* **Extracted data entries**:
▼

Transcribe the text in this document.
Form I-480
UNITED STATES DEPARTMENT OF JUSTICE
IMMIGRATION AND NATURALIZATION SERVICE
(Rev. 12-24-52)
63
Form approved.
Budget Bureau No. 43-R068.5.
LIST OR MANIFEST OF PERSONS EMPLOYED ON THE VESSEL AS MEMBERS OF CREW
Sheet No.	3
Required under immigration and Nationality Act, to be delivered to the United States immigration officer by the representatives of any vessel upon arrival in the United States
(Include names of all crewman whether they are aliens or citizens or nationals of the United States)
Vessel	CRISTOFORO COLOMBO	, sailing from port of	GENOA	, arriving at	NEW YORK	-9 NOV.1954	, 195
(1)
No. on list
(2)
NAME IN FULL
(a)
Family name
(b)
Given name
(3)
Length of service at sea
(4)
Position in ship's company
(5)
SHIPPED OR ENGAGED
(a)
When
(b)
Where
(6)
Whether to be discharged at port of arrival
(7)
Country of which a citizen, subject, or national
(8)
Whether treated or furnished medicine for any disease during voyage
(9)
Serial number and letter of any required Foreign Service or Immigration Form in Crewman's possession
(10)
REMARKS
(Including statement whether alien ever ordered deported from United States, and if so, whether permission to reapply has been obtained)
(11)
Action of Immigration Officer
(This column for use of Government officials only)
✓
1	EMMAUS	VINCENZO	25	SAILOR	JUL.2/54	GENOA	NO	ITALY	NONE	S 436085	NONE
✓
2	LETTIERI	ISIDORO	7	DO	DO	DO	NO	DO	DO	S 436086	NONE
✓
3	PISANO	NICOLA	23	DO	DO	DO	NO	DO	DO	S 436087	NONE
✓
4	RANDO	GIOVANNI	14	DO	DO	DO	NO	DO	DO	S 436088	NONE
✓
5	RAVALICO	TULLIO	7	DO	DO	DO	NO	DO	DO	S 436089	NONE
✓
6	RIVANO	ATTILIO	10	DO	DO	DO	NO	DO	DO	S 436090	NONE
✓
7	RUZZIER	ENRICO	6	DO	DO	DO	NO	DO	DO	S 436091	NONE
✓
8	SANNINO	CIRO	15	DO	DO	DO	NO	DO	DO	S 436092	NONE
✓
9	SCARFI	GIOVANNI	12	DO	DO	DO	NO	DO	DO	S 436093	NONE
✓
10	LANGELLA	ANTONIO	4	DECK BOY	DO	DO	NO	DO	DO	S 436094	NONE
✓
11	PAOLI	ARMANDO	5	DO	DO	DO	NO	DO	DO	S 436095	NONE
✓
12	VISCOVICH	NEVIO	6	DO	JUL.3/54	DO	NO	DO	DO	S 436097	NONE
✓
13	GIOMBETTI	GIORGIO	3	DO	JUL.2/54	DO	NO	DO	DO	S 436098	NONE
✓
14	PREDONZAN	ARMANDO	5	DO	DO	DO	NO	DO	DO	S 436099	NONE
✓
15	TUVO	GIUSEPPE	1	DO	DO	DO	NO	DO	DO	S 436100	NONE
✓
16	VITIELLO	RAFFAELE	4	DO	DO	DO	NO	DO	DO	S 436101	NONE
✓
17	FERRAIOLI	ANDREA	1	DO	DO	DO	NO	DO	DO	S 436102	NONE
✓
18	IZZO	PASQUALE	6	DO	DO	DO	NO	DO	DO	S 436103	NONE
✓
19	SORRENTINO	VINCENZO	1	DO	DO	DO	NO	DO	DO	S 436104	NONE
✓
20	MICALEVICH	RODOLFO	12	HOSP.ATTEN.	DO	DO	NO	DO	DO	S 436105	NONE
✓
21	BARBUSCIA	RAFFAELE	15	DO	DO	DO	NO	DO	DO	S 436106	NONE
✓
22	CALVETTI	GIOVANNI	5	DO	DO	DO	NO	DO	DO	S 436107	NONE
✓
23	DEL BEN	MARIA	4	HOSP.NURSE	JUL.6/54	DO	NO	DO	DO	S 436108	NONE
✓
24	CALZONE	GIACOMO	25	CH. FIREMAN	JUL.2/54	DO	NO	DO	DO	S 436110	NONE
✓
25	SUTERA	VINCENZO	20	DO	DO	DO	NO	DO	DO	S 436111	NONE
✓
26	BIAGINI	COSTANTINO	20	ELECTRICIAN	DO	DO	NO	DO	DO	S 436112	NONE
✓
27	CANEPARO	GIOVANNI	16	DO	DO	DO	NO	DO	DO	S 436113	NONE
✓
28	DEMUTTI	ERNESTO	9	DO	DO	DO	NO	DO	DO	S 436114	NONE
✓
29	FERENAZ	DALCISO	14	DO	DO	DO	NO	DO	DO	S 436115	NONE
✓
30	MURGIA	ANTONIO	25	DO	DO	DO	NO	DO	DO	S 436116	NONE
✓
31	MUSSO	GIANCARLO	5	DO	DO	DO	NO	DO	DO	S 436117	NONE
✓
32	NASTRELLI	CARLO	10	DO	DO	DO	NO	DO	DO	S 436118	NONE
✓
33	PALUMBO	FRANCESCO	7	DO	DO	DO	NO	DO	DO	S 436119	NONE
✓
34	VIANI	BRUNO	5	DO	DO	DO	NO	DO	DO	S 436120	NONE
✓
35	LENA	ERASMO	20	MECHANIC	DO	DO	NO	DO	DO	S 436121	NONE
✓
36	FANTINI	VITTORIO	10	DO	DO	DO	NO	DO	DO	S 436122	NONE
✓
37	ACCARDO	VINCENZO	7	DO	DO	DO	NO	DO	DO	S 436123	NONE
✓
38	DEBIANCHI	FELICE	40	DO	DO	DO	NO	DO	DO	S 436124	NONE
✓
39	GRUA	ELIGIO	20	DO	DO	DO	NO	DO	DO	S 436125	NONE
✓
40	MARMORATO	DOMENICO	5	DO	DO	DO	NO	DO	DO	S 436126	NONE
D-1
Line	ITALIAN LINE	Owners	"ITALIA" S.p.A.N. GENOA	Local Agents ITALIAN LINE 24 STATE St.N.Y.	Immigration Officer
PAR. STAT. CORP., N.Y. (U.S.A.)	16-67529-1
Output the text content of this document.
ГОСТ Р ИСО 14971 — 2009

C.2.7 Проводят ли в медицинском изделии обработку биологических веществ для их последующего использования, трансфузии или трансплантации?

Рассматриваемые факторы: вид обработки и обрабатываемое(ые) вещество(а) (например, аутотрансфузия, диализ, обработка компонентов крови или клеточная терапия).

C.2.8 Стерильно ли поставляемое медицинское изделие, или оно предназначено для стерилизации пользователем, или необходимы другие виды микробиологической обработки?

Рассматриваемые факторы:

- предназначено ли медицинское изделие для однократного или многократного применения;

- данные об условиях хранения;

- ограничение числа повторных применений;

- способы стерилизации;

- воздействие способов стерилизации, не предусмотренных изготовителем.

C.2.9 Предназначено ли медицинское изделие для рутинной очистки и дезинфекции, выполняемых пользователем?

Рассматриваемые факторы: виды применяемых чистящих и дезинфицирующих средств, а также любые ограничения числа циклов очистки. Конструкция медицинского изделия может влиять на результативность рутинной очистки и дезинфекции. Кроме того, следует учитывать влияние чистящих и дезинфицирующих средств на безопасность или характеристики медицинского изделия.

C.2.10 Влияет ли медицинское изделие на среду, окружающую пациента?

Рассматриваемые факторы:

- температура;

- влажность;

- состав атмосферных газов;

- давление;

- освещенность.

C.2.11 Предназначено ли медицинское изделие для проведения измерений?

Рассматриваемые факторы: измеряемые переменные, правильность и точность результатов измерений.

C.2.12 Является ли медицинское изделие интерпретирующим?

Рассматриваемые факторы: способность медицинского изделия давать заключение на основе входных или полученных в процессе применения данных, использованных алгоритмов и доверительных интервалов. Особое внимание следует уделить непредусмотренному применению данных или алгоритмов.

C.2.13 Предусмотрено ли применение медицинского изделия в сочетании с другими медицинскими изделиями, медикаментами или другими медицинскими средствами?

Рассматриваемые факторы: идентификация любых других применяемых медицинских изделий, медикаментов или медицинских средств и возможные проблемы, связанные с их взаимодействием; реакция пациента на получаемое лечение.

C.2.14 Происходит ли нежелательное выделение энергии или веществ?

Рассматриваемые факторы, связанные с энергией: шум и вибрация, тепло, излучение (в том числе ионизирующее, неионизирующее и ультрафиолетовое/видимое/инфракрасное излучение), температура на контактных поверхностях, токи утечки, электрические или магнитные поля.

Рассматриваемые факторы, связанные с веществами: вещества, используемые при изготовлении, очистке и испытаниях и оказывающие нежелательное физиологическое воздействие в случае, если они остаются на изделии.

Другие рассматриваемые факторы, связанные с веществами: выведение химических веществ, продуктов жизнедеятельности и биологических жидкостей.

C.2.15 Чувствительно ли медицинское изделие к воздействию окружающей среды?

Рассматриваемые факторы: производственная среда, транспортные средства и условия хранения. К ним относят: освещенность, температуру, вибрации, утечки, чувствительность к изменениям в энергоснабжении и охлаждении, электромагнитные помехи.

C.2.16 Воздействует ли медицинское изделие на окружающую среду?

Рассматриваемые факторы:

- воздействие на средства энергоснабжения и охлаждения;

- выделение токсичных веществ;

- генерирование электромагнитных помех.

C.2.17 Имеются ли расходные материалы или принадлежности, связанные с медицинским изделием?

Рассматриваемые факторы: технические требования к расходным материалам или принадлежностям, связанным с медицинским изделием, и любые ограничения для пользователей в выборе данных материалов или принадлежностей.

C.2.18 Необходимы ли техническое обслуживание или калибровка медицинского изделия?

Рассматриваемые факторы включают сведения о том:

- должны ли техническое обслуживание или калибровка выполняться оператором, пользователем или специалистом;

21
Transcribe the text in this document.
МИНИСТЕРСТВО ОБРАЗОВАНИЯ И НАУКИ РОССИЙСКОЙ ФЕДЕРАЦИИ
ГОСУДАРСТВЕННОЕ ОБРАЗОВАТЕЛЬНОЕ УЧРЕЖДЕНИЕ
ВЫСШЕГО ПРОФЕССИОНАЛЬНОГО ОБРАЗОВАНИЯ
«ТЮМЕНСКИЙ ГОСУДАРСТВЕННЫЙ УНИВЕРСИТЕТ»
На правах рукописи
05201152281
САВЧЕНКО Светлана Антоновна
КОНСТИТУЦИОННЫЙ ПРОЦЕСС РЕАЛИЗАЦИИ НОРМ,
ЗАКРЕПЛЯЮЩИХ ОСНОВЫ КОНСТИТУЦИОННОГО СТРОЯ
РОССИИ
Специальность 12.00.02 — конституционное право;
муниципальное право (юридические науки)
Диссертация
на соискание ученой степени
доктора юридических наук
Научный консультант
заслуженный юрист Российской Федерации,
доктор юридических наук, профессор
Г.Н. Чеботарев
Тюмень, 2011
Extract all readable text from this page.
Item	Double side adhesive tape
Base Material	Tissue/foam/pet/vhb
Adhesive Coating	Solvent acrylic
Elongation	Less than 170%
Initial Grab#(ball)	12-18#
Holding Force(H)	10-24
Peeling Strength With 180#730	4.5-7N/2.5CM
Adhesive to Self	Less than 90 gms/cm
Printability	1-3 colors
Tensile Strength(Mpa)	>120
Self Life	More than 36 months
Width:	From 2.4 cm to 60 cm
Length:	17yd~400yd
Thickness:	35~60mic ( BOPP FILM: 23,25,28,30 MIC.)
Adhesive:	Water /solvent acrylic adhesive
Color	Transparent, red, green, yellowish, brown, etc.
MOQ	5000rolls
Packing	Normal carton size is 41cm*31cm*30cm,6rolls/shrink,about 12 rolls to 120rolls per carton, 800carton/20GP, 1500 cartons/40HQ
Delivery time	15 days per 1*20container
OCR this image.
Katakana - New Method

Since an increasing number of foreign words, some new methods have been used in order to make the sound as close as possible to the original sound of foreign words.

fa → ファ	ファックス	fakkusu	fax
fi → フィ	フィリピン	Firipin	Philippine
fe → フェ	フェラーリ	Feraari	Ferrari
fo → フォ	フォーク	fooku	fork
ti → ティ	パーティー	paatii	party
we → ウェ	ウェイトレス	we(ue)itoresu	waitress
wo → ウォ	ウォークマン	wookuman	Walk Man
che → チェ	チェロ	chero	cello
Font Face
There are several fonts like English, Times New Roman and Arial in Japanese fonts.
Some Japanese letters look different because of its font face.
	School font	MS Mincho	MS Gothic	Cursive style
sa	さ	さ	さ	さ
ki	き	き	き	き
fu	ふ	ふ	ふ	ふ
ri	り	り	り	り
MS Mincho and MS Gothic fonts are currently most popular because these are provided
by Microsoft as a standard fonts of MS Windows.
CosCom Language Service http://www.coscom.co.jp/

▲

* **Exercise requirements**: Set down, unchanged, the line that contains "Extract all readable text from this page." together with every later line in the records, through the last one.

* **Solution to the problem**:
Extract all readable text from this page.
Item	Double side adhesive tape
Base Material	Tissue/foam/pet/vhb
Adhesive Coating	Solvent acrylic
Elongation	Less than 170%
Initial Grab#(ball)	12-18#
Holding Force(H)	10-24
Peeling Strength With 180#730	4.5-7N/2.5CM
Adhesive to Self	Less than 90 gms/cm
Printability	1-3 colors
Tensile Strength(Mpa)	>120
Self Life	More than 36 months
Width:	From 2.4 cm to 60 cm
Length:	17yd~400yd
Thickness:	35~60mic ( BOPP FILM: 23,25,28,30 MIC.)
Adhesive:	Water /solvent acrylic adhesive
Color	Transparent, red, green, yellowish, brown, etc.
MOQ	5000rolls
Packing	Normal carton size is 41cm*31cm*30cm,6rolls/shrink,about 12 rolls to 120rolls per carton, 800carton/20GP, 1500 cartons/40HQ
Delivery time	15 days per 1*20container
OCR this image.
Katakana - New Method

Since an increasing number of foreign words, some new methods have been used in order to make the sound as close as possible to the original sound of foreign words.

fa → ファ	ファックス	fakkusu	fax
fi → フィ	フィリピン	Firipin	Philippine
fe → フェ	フェラーリ	Feraari	Ferrari
fo → フォ	フォーク	fooku	fork
ti → ティ	パーティー	paatii	party
we → ウェ	ウェイトレス	we(ue)itoresu	waitress
wo → ウォ	ウォークマン	wookuman	Walk Man
che → チェ	チェロ	chero	cello
Font Face
There are several fonts like English, Times New Roman and Arial in Japanese fonts.
Some Japanese letters look different because of its font face.
	School font	MS Mincho	MS Gothic	Cursive style
sa	さ	さ	さ	さ
ki	き	き	き	き
fu	ふ	ふ	ふ	ふ
ri	り	り	り	り
MS Mincho and MS Gothic fonts are currently most popular because these are provided
by Microsoft as a standard fonts of MS Windows.
CosCom Language Service http://www.coscom.co.jp/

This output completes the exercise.